◆ **What is needed**: Copy out every line in the entries below that includes "Pore".

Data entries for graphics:
==================================================
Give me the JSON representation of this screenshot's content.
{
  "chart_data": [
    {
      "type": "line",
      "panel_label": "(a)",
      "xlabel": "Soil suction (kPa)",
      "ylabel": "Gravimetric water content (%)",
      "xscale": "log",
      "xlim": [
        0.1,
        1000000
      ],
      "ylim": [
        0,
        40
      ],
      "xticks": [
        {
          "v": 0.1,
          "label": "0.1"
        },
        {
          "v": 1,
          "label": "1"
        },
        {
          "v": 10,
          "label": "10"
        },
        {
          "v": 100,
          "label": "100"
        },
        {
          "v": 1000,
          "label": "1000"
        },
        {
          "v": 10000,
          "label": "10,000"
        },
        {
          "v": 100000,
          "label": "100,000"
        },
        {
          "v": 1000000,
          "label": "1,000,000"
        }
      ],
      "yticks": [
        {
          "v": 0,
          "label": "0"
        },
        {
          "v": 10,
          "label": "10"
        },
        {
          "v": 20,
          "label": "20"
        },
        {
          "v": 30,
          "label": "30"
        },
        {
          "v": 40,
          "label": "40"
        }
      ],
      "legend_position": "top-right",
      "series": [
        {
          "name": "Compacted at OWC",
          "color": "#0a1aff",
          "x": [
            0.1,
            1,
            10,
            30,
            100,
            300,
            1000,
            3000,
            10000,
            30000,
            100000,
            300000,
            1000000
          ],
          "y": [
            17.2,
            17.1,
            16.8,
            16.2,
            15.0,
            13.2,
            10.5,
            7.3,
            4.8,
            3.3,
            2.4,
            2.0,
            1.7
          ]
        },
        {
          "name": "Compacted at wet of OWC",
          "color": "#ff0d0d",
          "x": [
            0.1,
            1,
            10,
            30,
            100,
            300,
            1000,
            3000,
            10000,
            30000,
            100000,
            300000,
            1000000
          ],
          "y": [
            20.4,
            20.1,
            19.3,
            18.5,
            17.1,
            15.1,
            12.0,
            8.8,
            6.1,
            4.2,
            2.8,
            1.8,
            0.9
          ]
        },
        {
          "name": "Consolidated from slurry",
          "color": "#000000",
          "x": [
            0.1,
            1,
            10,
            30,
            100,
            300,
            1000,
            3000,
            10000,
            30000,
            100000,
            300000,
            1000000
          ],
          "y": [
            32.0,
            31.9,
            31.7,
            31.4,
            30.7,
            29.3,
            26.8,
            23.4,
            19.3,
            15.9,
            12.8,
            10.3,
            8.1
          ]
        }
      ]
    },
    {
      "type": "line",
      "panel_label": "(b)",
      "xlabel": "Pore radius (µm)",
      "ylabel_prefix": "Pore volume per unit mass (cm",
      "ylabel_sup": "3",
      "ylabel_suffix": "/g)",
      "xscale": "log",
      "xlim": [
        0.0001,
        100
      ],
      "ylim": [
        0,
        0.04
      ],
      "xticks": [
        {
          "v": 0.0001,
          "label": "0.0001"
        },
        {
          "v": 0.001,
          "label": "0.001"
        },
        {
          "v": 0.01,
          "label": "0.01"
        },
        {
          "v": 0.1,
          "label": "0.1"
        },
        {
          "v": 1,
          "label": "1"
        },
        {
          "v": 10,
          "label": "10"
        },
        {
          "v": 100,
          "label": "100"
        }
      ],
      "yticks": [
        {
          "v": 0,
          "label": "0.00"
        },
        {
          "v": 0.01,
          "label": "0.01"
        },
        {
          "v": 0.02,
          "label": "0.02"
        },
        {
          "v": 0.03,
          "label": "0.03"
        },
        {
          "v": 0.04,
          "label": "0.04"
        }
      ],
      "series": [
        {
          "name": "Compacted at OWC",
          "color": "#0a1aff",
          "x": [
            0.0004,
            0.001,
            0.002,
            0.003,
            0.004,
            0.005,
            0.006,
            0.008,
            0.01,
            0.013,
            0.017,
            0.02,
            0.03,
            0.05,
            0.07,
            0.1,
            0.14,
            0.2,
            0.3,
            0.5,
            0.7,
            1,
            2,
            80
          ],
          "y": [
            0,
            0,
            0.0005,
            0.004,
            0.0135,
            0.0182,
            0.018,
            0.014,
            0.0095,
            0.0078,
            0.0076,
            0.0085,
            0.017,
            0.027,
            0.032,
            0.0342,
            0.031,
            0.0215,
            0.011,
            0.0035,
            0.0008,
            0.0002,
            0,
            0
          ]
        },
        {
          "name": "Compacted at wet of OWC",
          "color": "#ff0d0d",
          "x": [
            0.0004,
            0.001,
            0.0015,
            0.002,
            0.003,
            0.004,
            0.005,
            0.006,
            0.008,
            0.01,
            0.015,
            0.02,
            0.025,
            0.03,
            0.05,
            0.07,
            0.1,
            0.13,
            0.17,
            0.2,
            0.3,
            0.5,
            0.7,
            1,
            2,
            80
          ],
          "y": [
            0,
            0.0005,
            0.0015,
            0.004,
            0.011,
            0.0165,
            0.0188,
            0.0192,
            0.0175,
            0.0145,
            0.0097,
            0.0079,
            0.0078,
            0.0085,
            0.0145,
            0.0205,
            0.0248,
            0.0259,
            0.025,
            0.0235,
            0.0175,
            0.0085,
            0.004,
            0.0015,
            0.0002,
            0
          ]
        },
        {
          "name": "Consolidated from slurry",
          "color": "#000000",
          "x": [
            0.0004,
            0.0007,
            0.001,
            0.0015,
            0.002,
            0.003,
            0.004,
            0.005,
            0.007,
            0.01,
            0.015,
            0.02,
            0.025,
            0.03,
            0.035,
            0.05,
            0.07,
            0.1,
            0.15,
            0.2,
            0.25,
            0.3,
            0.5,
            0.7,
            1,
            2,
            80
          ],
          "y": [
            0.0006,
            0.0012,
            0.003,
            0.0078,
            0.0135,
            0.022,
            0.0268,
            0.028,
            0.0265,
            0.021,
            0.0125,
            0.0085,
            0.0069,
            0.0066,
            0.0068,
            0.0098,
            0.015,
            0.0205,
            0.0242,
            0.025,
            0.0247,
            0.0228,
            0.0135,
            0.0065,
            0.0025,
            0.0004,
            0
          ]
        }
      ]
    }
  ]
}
==================================================
◆ **Solution for this exercise**:
      "xlabel": "Pore radius (µm)",
      "ylabel_prefix": "Pore volume per unit mass (cm",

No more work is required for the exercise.